● Task inputs:

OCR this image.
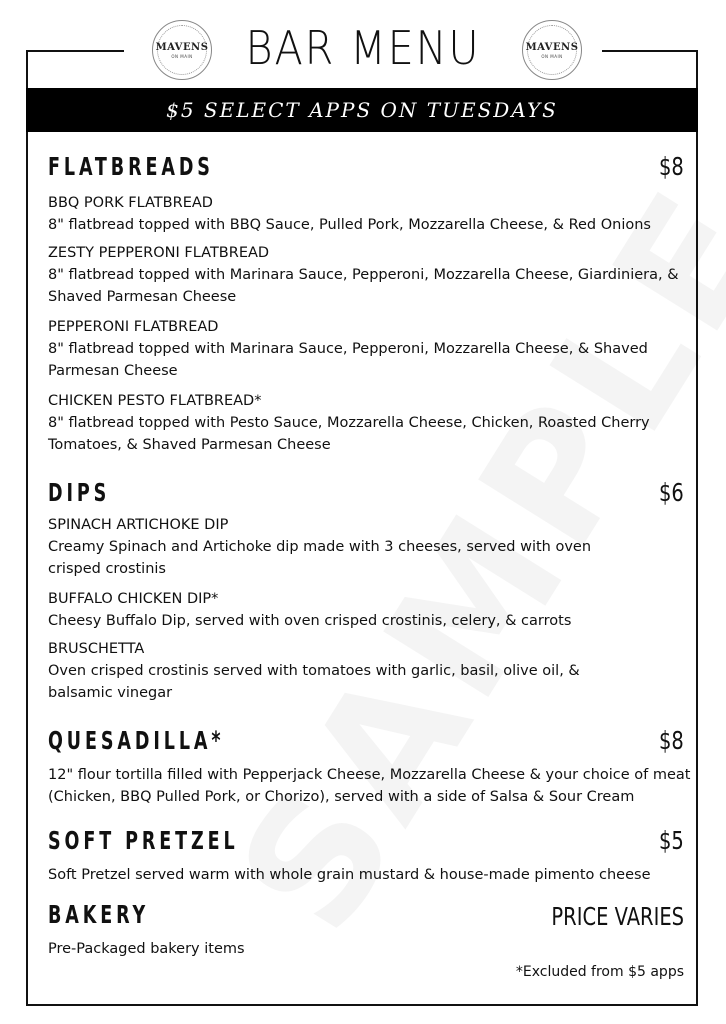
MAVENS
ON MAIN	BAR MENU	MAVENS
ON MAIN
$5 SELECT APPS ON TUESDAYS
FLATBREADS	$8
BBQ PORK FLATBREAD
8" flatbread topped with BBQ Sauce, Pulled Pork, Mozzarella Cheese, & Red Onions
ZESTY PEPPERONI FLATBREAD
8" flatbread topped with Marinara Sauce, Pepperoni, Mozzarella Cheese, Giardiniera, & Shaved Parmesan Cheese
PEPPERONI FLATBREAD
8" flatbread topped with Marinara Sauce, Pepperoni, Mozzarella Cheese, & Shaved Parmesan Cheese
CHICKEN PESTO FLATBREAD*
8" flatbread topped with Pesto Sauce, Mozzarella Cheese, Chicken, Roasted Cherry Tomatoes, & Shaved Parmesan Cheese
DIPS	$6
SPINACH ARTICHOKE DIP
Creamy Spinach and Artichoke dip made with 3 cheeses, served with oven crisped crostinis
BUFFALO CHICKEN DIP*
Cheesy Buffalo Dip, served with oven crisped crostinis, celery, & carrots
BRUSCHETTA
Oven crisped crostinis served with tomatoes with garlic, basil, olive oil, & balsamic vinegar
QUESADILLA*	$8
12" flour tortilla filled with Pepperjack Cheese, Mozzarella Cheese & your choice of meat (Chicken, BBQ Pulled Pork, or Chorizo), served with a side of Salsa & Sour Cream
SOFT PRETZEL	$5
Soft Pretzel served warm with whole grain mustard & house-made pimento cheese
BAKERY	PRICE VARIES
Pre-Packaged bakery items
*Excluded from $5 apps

...

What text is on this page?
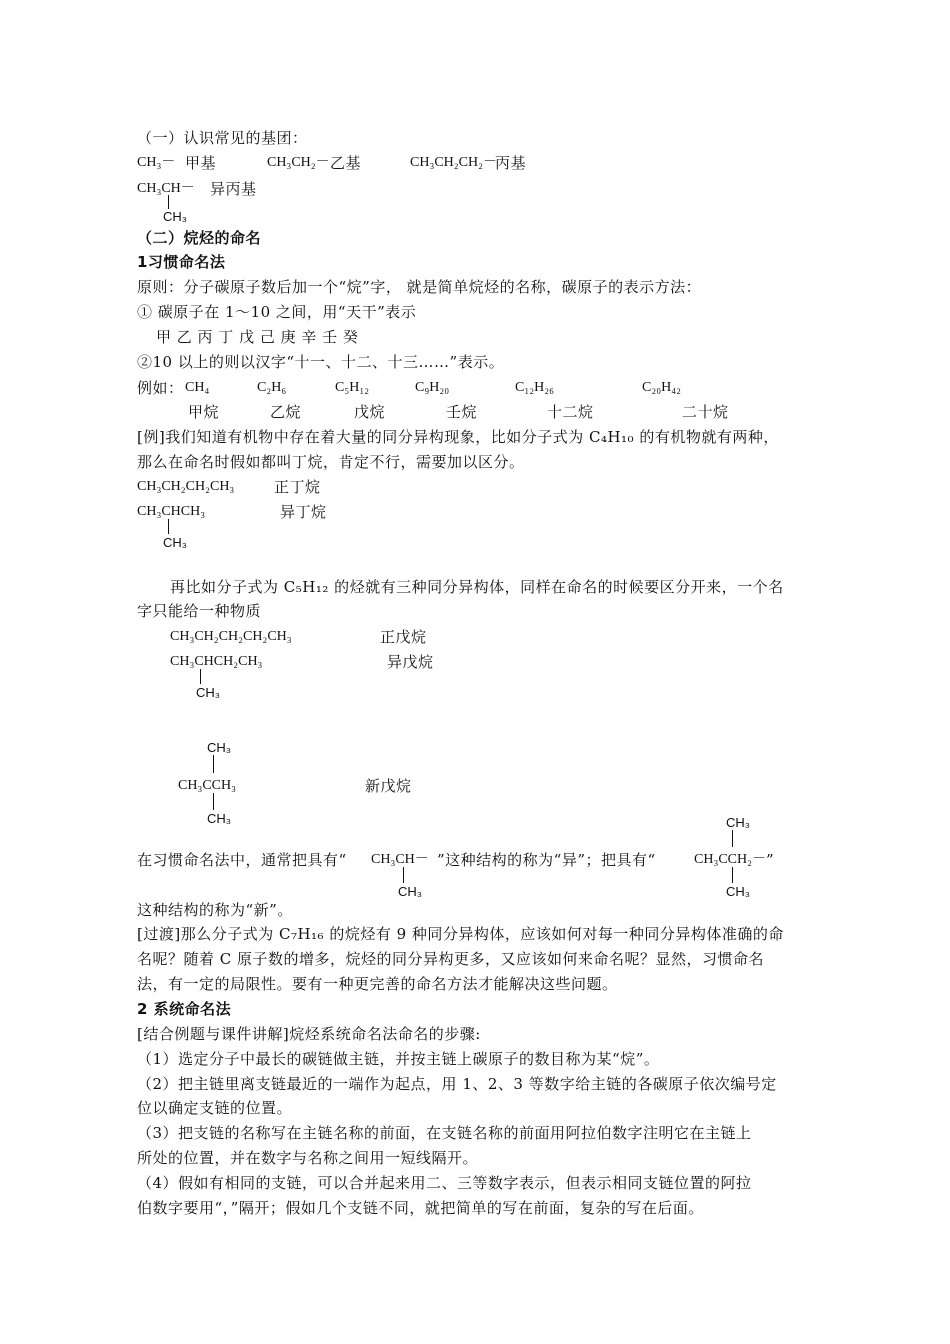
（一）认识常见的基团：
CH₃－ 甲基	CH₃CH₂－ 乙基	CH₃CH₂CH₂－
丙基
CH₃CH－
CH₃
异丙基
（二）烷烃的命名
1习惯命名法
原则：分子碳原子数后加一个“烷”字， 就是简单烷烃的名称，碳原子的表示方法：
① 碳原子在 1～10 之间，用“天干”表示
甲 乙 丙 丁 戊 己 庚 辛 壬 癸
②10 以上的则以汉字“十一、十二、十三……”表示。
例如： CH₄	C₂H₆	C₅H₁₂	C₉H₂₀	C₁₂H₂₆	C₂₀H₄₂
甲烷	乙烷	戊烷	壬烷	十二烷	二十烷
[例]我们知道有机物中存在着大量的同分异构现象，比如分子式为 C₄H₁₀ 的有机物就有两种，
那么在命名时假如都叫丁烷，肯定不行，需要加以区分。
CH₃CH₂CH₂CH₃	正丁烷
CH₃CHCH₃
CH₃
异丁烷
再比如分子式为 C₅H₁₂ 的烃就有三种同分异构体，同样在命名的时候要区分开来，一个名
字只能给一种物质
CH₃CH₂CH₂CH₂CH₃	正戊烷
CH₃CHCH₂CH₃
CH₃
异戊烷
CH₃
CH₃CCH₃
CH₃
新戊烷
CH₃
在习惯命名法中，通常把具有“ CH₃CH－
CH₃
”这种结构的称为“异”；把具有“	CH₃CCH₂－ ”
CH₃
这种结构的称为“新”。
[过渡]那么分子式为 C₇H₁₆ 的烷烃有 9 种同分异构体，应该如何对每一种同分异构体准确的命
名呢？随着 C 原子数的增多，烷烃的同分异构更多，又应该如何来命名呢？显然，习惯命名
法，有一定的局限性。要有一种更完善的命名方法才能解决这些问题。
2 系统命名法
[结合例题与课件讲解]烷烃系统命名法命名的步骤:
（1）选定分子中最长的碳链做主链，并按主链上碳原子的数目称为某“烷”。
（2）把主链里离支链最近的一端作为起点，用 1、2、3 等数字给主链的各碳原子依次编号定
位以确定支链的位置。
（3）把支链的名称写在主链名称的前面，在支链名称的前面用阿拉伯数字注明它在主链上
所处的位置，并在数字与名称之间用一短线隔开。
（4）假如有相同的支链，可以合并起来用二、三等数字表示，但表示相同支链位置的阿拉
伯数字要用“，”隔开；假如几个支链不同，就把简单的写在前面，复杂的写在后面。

==

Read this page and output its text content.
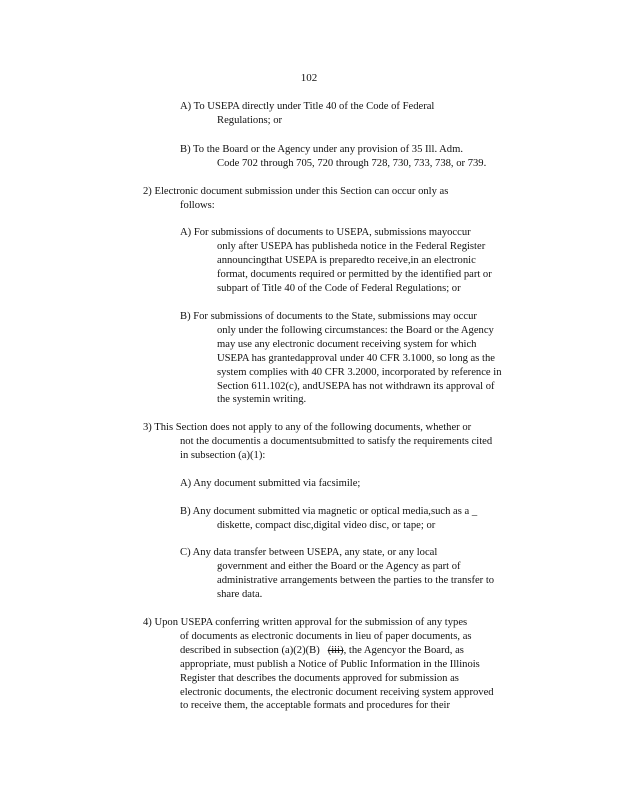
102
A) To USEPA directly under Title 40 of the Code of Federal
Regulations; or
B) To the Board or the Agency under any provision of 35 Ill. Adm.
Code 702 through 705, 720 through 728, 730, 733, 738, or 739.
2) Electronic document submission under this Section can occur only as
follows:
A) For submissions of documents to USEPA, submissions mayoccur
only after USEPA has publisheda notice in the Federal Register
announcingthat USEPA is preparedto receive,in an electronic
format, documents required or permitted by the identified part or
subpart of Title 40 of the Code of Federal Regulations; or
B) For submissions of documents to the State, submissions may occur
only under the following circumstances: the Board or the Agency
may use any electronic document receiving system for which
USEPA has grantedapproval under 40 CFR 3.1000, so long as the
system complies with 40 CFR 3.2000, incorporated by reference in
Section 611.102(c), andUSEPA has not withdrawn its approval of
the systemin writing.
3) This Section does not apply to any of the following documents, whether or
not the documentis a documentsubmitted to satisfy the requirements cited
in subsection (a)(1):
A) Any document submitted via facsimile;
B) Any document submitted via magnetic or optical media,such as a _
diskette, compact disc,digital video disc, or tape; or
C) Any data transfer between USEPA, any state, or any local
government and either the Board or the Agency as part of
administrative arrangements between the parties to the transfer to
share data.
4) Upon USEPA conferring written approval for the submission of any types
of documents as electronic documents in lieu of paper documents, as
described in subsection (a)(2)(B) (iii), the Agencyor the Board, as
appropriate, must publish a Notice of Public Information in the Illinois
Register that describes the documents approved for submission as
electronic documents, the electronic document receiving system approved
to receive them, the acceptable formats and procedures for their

● What to work on: Count the lines above that contain the word "approved", and reply with only that number.

● Solution for this exercise: 2